§ Objective
Using the data below, copy every line that contains the word "this".

§ Entries supplied
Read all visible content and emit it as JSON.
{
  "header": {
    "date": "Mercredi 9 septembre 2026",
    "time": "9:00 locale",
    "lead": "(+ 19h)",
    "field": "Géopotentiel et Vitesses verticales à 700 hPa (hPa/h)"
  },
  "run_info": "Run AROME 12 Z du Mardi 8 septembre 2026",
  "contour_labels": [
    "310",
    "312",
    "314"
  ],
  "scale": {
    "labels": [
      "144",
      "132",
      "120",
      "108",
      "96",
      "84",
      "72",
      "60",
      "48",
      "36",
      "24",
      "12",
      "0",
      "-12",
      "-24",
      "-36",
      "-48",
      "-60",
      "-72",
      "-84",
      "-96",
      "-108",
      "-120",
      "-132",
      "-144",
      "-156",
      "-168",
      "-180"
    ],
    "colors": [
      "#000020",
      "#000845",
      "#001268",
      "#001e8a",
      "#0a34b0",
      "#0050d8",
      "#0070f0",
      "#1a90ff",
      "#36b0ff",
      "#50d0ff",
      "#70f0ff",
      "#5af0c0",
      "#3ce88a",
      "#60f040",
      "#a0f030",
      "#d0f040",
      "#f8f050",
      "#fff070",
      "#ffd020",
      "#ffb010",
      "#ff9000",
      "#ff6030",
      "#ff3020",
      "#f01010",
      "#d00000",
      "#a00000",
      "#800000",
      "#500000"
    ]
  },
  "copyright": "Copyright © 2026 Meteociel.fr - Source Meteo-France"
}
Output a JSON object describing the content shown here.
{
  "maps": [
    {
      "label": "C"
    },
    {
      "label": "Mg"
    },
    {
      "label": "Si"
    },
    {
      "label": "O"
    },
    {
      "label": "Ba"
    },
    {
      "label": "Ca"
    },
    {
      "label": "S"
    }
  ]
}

---

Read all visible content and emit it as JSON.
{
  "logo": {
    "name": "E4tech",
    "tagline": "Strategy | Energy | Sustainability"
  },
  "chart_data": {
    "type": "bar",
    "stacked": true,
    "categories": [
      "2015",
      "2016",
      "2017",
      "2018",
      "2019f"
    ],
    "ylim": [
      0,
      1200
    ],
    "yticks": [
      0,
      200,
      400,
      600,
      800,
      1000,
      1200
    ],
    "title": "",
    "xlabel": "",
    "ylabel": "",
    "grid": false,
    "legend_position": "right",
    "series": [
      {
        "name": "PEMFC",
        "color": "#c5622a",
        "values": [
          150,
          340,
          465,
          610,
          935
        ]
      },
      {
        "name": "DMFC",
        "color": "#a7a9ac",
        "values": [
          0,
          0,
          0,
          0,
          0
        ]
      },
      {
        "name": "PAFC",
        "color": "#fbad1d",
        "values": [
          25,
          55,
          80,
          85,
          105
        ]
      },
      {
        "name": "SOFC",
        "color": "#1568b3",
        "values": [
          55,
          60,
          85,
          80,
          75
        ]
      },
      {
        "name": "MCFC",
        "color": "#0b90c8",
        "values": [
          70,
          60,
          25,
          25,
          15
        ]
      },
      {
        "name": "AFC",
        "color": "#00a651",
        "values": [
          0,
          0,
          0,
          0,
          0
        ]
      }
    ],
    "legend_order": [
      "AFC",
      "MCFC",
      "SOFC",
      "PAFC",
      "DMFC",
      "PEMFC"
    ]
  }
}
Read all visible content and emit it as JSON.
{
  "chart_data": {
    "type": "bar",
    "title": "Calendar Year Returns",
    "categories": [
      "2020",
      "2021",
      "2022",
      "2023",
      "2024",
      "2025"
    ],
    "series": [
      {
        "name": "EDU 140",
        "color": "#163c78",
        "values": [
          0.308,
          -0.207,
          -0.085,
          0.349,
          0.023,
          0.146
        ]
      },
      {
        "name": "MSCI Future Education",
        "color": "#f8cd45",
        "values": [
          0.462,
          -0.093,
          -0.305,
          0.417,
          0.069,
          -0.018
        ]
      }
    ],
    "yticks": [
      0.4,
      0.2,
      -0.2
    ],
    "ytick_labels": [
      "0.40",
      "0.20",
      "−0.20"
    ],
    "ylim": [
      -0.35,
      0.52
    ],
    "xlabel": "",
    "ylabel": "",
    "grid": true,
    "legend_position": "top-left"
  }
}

---

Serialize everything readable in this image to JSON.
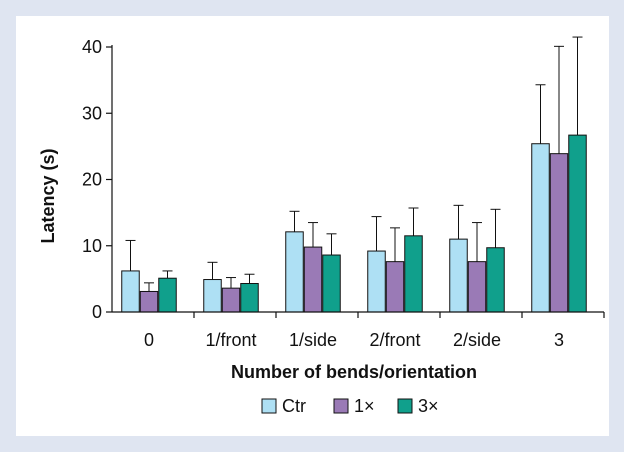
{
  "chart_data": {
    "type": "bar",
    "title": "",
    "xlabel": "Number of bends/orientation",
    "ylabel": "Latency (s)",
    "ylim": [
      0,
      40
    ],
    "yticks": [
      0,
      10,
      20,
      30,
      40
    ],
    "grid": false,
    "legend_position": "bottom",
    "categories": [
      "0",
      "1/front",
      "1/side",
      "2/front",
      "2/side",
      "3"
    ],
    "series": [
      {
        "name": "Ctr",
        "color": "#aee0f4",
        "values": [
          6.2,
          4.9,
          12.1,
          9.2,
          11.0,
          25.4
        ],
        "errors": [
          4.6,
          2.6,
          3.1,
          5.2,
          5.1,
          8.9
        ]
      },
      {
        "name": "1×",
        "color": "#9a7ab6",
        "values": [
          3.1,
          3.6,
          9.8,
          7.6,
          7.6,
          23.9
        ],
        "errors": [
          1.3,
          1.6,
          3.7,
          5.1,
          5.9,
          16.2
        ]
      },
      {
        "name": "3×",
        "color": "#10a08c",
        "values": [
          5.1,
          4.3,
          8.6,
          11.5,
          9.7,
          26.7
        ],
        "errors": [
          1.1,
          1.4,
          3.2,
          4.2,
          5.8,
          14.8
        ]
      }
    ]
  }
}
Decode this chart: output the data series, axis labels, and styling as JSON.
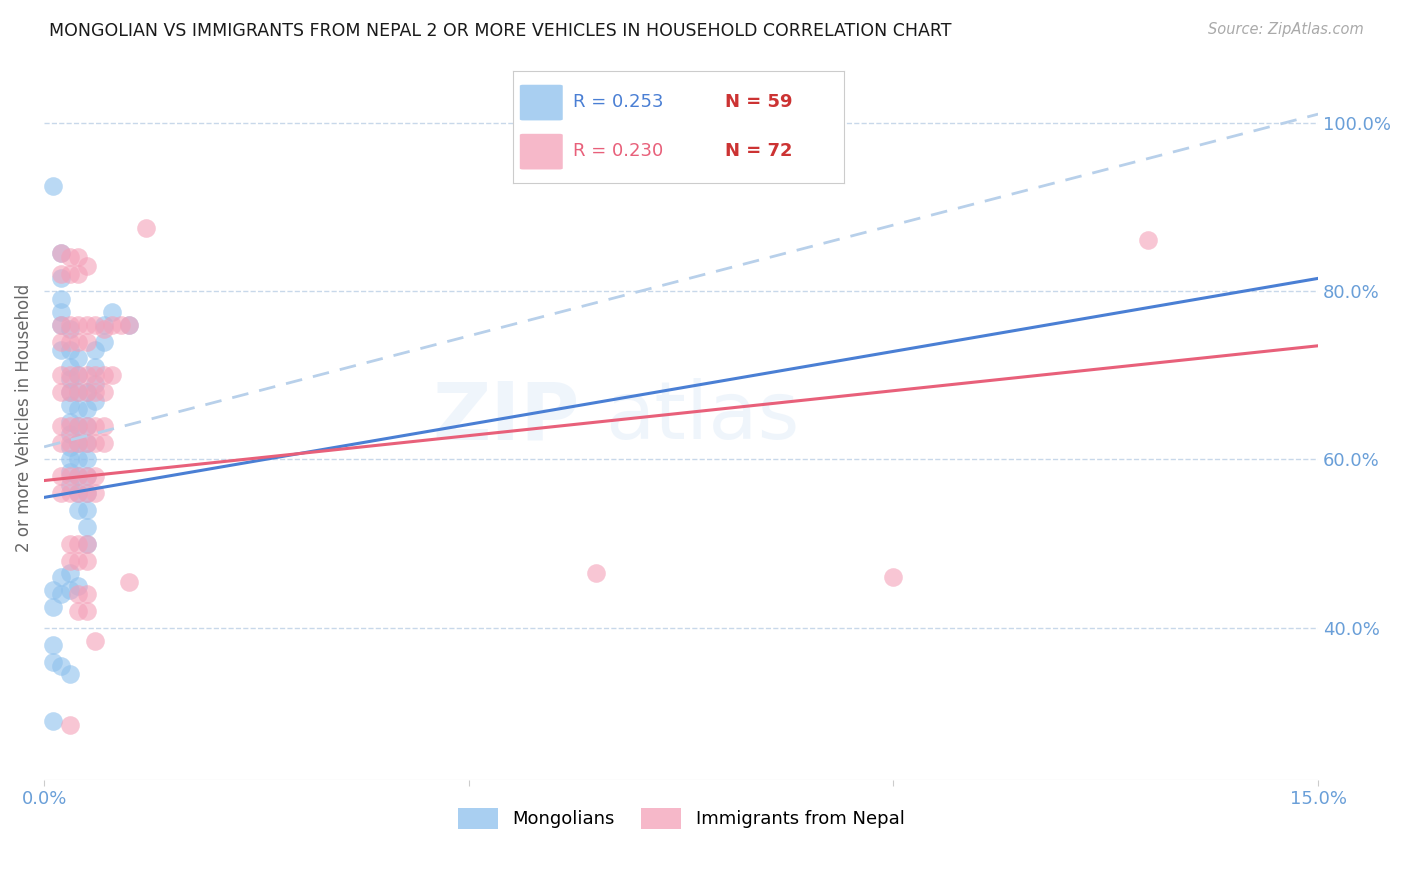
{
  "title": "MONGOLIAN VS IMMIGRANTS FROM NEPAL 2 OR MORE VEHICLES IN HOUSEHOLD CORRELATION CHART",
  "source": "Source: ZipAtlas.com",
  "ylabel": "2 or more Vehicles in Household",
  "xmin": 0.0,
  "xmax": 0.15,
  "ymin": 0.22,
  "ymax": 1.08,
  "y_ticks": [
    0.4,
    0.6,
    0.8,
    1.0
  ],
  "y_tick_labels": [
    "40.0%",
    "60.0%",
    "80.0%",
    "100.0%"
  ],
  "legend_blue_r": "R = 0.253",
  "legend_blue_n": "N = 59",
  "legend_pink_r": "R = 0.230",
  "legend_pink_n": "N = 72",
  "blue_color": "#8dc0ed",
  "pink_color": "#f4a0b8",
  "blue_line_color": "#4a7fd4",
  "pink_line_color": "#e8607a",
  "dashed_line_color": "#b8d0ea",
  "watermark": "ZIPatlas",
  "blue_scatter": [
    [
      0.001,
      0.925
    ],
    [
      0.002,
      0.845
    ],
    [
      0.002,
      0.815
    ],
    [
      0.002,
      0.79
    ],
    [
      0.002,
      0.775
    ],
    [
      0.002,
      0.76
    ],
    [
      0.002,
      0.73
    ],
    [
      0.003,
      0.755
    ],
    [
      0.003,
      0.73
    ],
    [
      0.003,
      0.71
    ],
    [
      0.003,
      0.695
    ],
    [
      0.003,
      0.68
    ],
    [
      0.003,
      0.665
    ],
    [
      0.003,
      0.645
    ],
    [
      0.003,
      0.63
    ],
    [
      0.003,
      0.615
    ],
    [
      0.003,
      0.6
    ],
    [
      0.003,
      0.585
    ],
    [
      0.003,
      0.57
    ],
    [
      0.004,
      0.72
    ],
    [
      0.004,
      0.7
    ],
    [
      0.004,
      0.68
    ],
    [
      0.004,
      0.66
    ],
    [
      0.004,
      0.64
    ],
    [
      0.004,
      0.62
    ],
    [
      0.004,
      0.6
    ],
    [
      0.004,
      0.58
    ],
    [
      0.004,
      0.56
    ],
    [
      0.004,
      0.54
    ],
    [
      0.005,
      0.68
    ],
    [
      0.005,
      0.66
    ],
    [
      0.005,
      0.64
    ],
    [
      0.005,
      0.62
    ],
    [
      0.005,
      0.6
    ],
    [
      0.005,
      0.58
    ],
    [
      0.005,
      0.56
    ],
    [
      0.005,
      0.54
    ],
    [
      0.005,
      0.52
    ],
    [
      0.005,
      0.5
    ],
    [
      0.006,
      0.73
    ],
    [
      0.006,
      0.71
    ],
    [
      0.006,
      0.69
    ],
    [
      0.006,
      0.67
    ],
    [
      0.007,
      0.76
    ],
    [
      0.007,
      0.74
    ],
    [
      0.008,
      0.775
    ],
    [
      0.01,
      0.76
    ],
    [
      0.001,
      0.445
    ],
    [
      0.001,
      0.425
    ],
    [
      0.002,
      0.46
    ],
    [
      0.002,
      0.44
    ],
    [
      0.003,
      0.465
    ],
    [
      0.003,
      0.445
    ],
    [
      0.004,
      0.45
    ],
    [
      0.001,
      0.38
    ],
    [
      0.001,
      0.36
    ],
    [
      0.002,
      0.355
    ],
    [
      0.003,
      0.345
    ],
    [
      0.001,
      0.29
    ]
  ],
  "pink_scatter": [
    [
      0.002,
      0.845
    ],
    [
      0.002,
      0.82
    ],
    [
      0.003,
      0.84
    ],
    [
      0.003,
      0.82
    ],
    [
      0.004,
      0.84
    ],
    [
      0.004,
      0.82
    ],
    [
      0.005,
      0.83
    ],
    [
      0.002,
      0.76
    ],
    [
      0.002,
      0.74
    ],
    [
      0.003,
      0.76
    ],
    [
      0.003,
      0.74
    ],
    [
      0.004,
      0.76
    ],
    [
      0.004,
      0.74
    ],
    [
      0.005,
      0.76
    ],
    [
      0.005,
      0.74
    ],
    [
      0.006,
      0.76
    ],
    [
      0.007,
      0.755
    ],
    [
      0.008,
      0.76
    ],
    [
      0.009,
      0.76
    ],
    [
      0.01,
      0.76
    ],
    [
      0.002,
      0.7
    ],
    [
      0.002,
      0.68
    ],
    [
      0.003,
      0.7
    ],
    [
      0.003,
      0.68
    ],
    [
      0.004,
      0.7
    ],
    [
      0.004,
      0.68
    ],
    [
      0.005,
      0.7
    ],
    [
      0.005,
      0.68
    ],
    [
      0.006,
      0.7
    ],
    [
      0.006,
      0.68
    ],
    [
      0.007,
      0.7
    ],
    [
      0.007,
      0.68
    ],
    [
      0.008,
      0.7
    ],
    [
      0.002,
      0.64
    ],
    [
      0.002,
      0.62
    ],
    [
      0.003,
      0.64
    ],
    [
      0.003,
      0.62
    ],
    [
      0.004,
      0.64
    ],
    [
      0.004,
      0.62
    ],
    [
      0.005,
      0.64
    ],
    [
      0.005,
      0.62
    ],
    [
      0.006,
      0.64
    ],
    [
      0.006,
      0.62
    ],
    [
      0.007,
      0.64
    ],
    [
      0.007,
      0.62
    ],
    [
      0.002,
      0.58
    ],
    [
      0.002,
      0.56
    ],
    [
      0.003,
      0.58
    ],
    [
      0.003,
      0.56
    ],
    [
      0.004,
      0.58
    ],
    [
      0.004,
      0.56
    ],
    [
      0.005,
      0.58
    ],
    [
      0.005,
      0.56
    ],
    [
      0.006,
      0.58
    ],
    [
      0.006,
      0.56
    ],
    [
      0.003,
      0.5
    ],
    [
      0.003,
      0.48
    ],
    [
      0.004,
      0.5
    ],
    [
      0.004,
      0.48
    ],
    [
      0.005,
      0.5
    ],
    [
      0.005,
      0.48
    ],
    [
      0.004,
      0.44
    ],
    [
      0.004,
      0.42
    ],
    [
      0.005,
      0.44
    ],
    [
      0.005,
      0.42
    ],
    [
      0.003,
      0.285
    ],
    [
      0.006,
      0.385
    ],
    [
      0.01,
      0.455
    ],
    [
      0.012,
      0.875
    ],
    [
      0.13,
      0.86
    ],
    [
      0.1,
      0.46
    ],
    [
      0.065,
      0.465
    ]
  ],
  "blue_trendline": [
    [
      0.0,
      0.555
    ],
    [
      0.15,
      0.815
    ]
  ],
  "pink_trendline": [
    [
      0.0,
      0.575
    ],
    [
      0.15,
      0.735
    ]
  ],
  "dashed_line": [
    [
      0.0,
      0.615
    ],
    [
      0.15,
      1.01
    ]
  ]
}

§ Exercise response
Serialize everything readable in this image to JSON.
Decode this chart: output the data series, axis labels, and styling as JSON.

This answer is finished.